◆ **AIM OF THE EXERCISE**:
Going through the material below, please gather all lines with the word "items" in them.
* begin ROWS *
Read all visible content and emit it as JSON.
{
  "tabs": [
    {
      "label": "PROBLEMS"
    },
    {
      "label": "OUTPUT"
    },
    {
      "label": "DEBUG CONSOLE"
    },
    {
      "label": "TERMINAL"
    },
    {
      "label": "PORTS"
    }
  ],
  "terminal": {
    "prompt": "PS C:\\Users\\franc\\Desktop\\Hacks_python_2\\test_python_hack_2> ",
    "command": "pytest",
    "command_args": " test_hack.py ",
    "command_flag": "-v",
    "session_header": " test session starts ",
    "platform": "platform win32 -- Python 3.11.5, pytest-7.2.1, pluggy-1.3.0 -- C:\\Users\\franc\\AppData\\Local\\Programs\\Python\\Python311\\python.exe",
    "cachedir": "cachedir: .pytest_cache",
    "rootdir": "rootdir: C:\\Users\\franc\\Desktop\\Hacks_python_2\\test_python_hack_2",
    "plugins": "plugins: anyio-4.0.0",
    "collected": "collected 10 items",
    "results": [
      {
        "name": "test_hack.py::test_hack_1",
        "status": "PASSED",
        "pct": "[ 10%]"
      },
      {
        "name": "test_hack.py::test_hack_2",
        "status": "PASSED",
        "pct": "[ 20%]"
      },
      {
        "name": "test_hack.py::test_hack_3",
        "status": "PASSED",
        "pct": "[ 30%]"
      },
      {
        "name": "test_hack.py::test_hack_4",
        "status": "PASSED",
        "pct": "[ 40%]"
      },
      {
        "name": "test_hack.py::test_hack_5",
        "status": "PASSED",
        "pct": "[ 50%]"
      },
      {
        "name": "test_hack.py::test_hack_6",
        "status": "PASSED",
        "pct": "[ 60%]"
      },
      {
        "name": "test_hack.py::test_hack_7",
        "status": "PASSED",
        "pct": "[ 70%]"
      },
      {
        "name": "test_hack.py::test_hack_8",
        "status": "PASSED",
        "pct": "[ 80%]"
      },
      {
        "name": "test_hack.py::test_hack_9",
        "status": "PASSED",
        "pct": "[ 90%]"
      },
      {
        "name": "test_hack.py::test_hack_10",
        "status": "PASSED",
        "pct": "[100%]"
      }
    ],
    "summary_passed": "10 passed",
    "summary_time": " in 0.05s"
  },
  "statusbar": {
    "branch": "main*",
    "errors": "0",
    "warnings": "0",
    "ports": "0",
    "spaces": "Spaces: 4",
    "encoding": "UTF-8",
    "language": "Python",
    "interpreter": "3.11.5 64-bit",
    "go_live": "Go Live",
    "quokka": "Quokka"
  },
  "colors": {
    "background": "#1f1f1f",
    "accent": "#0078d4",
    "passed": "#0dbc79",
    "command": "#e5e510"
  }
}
* end ROWS *
* begin ROWS *
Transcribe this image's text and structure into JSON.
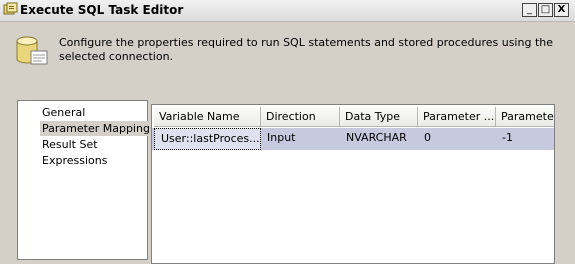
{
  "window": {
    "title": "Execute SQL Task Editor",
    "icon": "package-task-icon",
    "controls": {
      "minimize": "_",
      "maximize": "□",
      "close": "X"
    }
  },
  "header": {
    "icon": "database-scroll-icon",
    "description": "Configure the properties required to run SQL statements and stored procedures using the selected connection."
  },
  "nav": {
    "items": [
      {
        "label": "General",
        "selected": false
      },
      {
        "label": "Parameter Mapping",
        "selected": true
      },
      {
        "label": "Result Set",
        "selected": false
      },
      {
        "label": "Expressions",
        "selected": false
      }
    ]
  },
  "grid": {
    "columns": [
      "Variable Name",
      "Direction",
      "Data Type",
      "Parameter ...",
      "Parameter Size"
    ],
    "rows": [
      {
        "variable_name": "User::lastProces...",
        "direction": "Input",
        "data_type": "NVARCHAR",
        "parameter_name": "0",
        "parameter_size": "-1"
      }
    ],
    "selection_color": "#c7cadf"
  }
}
* end ROWS *
* begin ROWS *
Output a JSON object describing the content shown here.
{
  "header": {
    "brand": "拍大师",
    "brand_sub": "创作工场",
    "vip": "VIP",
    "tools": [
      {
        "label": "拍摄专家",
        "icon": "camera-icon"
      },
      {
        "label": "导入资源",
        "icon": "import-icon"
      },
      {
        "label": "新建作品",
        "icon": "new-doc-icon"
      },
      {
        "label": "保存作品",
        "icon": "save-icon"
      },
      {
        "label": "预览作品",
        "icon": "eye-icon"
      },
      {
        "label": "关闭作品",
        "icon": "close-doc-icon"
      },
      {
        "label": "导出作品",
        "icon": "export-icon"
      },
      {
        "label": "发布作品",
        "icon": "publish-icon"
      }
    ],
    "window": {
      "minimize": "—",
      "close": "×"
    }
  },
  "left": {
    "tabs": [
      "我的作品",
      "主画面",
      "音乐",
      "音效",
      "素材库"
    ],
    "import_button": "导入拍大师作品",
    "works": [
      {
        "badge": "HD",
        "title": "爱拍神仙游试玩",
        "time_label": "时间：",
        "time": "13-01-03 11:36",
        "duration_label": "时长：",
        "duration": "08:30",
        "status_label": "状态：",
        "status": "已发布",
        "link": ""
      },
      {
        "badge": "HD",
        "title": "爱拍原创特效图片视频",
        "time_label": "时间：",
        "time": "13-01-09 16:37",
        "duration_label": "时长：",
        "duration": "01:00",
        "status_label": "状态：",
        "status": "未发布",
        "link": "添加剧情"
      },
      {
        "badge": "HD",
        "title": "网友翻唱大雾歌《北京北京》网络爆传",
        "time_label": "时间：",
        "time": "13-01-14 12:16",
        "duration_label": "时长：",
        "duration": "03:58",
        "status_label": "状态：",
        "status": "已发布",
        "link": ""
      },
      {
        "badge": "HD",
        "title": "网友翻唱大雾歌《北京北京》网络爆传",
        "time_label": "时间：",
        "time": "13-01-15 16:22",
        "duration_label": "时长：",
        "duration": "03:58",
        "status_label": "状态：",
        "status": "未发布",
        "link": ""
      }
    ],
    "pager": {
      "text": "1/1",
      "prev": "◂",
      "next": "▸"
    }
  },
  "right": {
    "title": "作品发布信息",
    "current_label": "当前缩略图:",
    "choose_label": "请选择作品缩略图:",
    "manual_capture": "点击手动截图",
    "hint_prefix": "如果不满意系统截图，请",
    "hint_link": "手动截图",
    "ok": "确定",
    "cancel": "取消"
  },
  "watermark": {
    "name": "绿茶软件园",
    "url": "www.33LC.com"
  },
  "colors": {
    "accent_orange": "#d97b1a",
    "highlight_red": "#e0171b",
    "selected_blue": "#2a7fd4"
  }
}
* end ROWS *
◆ **COMPLETED TASK**:
    "collected": "collected 10 items",
    "items": [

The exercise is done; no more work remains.